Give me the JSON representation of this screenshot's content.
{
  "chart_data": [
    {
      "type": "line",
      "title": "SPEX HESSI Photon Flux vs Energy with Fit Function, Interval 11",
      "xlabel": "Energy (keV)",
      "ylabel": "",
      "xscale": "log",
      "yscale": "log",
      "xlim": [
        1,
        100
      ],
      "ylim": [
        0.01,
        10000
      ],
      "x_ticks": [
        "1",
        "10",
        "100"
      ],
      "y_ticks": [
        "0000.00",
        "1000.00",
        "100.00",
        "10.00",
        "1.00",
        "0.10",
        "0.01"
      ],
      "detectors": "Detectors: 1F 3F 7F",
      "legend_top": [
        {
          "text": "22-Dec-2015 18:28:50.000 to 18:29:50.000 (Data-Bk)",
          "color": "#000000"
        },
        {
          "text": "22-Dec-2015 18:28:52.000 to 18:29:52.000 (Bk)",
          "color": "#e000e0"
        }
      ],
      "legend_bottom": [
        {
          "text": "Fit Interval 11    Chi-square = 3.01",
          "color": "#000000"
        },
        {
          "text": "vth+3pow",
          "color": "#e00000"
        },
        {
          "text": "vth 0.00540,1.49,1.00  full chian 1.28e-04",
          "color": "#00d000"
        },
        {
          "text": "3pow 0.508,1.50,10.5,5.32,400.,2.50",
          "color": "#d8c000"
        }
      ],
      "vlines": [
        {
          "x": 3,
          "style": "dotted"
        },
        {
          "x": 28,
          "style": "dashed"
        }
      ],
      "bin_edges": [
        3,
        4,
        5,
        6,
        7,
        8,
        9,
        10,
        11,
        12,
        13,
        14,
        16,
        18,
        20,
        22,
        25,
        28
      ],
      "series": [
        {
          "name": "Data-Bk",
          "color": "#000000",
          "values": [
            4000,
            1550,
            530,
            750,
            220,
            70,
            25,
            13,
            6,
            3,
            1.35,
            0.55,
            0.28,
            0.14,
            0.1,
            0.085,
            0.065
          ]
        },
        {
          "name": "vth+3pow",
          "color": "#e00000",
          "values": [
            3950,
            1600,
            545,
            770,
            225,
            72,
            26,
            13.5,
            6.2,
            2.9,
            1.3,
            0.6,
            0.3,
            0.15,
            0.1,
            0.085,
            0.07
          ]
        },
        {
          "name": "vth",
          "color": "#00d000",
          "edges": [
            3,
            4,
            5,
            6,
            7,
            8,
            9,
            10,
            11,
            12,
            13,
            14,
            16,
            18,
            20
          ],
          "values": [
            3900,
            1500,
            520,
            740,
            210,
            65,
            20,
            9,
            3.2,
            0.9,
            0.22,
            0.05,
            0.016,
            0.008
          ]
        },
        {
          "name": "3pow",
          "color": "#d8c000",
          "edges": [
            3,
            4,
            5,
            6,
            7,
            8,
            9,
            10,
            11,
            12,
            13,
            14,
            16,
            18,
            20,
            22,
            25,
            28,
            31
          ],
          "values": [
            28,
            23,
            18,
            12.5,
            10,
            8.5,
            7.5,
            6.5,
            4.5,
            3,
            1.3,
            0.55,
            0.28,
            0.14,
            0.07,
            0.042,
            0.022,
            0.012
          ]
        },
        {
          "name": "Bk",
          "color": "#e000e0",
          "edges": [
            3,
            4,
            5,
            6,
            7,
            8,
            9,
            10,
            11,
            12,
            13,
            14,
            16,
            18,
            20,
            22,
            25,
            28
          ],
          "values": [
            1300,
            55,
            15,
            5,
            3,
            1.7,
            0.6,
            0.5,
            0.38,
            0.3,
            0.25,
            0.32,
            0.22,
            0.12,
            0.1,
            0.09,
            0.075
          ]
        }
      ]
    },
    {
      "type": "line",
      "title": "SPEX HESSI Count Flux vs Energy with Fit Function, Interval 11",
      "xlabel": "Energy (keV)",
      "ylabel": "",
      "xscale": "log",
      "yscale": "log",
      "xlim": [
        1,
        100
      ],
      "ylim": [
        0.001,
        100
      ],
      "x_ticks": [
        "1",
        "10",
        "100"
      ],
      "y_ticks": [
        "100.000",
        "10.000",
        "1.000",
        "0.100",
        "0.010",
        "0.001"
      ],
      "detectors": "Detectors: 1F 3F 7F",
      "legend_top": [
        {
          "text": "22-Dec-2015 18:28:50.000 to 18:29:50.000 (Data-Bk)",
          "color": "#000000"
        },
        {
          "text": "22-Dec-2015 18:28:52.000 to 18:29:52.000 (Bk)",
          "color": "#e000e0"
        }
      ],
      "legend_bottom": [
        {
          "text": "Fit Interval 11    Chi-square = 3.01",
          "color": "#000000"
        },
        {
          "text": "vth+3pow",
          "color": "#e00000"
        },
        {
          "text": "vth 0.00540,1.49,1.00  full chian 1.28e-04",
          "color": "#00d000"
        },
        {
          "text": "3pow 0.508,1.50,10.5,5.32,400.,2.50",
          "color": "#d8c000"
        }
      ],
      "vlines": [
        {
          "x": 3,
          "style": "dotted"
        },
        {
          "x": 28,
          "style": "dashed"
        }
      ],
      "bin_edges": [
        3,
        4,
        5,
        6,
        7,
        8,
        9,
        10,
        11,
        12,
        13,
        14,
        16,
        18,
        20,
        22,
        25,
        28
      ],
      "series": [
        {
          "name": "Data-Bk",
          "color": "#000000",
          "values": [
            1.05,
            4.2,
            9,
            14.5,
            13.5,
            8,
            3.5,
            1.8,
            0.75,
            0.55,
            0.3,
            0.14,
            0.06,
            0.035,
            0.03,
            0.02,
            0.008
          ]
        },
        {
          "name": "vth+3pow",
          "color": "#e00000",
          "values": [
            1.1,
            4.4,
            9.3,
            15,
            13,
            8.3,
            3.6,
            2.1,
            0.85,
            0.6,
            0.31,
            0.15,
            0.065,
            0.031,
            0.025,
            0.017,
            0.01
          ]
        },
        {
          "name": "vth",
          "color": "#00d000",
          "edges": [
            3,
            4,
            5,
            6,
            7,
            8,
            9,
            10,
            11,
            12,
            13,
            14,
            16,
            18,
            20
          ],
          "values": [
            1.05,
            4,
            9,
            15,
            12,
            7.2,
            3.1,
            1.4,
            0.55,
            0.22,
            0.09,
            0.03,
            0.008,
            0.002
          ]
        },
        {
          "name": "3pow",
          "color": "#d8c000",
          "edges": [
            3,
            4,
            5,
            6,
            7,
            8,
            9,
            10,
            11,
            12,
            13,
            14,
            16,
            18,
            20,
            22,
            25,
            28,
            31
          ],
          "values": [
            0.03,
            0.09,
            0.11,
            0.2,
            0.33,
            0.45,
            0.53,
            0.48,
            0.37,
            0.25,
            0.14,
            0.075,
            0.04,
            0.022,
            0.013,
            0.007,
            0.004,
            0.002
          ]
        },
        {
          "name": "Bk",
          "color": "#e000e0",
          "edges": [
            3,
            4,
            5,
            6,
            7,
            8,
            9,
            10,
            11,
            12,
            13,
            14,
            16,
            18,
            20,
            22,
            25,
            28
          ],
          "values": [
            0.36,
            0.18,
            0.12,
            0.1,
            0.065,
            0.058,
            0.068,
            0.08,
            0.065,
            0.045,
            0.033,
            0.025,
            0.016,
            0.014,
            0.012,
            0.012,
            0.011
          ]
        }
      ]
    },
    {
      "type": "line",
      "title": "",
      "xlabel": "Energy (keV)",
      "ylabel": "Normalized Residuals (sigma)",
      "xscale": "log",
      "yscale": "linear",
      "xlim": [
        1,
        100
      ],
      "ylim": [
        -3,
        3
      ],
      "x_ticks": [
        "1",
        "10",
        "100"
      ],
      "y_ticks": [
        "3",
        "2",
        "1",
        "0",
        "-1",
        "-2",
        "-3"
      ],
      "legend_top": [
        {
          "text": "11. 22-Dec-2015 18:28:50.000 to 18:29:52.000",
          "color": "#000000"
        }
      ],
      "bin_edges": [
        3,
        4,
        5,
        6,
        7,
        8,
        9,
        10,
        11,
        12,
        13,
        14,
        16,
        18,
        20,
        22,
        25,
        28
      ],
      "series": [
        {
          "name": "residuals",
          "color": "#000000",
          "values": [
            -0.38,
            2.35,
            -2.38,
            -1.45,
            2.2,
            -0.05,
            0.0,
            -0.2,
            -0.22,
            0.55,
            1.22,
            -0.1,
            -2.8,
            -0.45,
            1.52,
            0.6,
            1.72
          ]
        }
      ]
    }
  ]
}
◆ ◆ ◆ ◆
- [Problem description] Copy each line of the records containing the string "HESSI".

- [Response to this exercise]
      "title": "SPEX HESSI Photon Flux vs Energy with Fit Function, Interval 11",
      "title": "SPEX HESSI Count Flux vs Energy with Fit Function, Interval 11",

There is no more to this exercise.